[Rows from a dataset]
▼

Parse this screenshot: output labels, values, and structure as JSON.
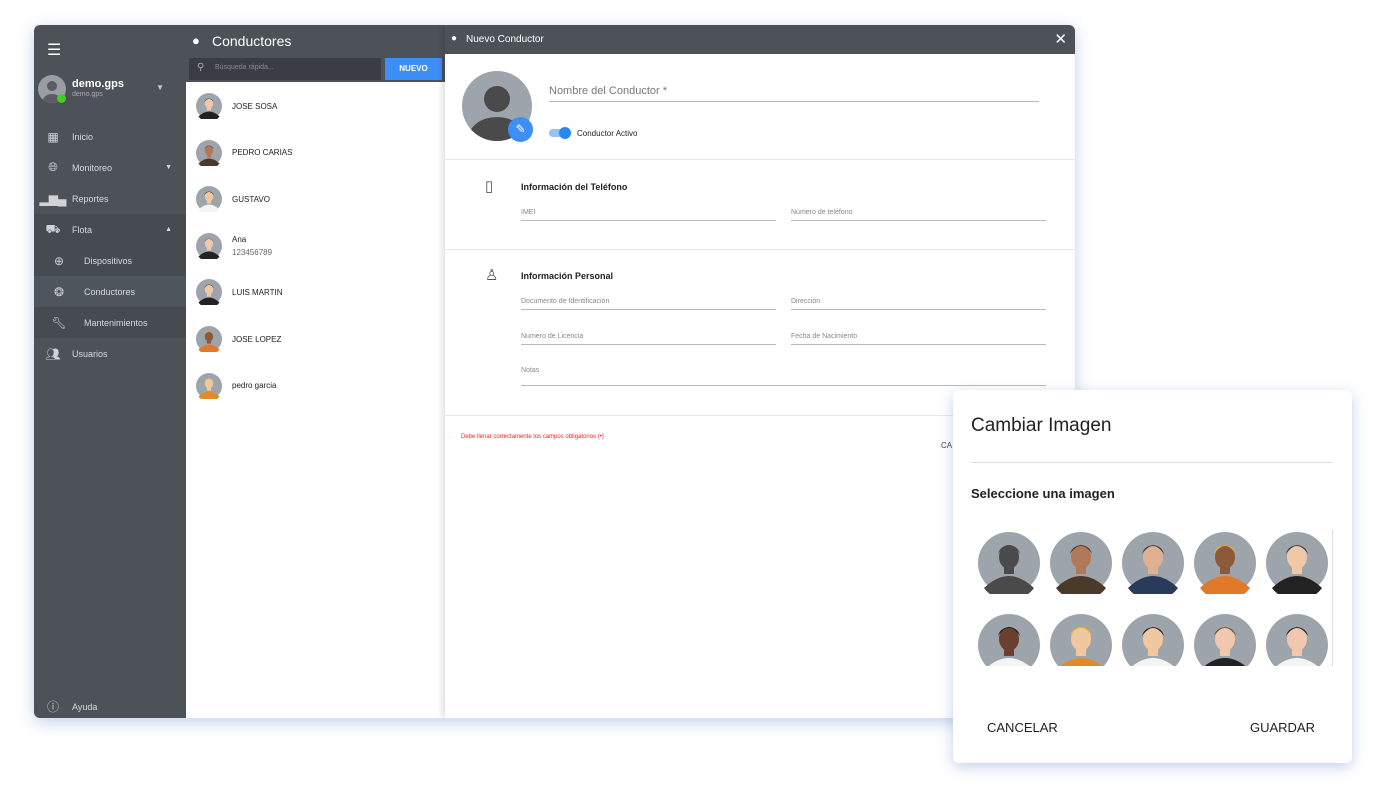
{
  "sidebar": {
    "user": {
      "name": "demo.gps",
      "sub": "demo.gps"
    },
    "items": [
      {
        "label": "Inicio",
        "icon": "dashboard-icon"
      },
      {
        "label": "Monitoreo",
        "icon": "globe-icon"
      },
      {
        "label": "Reportes",
        "icon": "bar-chart-icon"
      },
      {
        "label": "Flota",
        "icon": "car-icon"
      },
      {
        "label": "Dispositivos",
        "icon": "gps-icon"
      },
      {
        "label": "Conductores",
        "icon": "steering-wheel-icon"
      },
      {
        "label": "Mantenimientos",
        "icon": "wrench-icon"
      },
      {
        "label": "Usuarios",
        "icon": "users-icon"
      }
    ],
    "help": "Ayuda",
    "status_color": "#3ed11d"
  },
  "list": {
    "title": "Conductores",
    "search_placeholder": "Búsqueda rápida...",
    "new_label": "NUEVO",
    "drivers": [
      {
        "name": "JOSE SOSA",
        "avatar": 4
      },
      {
        "name": "PEDRO CARIAS",
        "avatar": 1
      },
      {
        "name": "GUSTAVO",
        "avatar": 7
      },
      {
        "name": "Ana",
        "phone": "123456789",
        "avatar": 8
      },
      {
        "name": "LUIS MARTIN",
        "avatar": 4
      },
      {
        "name": "JOSE LOPEZ",
        "avatar": 3
      },
      {
        "name": "pedro garcia",
        "avatar": 6
      }
    ]
  },
  "form": {
    "title": "Nuevo Conductor",
    "name_placeholder": "Nombre del Conductor *",
    "active_label": "Conductor Activo",
    "active": true,
    "phone_section": "Información del Teléfono",
    "imei": "IMEI",
    "phone": "Numero de teléfono",
    "personal_section": "Información Personal",
    "document": "Documento de Identificación",
    "address": "Dirección",
    "license": "Numero de Licencia",
    "birth": "Fecha de Nacimiento",
    "notes": "Notas",
    "error": "Debe llenar correctamente los campos obligatorios (•)",
    "cancel_partial": "CA"
  },
  "dialog": {
    "title": "Cambiar Imagen",
    "subtitle": "Seleccione una imagen",
    "cancel": "CANCELAR",
    "save": "GUARDAR"
  },
  "avatars": [
    {
      "skin": "#4a4a4a",
      "hair": "#4a4a4a",
      "body": "#4a4a4a"
    },
    {
      "skin": "#b07a5a",
      "hair": "#5a3a2a",
      "body": "#4a3a2a"
    },
    {
      "skin": "#e0b090",
      "hair": "#3a3a3a",
      "body": "#2a3a5a"
    },
    {
      "skin": "#8a5a3a",
      "hair": "#f2b41f",
      "body": "#e07a2a"
    },
    {
      "skin": "#f0c8a8",
      "hair": "#3a3a3a",
      "body": "#222222"
    },
    {
      "skin": "#6a4030",
      "hair": "#222222",
      "body": "#f4f4f4"
    },
    {
      "skin": "#f0c8a0",
      "hair": "#f2b41f",
      "body": "#e08a2a"
    },
    {
      "skin": "#f0c8a0",
      "hair": "#222222",
      "body": "#f4f4f4"
    },
    {
      "skin": "#f0c8b0",
      "hair": "#7a4a3a",
      "body": "#222222"
    },
    {
      "skin": "#f0c8b0",
      "hair": "#222222",
      "body": "#f4f4f4"
    }
  ],
  "accent": "#3d8ef5"
}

▲

Short problem:
Return the lines of the records that include the string "skin".

Result:
      "skin": "#4a4a4a",
      "skin": "#b07a5a",
      "skin": "#e0b090",
      "skin": "#8a5a3a",
      "skin": "#f0c8a8",
      "skin": "#6a4030",
      "skin": "#f0c8a0",
      "skin": "#f0c8a0",
      "skin": "#f0c8b0",
      "skin": "#f0c8b0",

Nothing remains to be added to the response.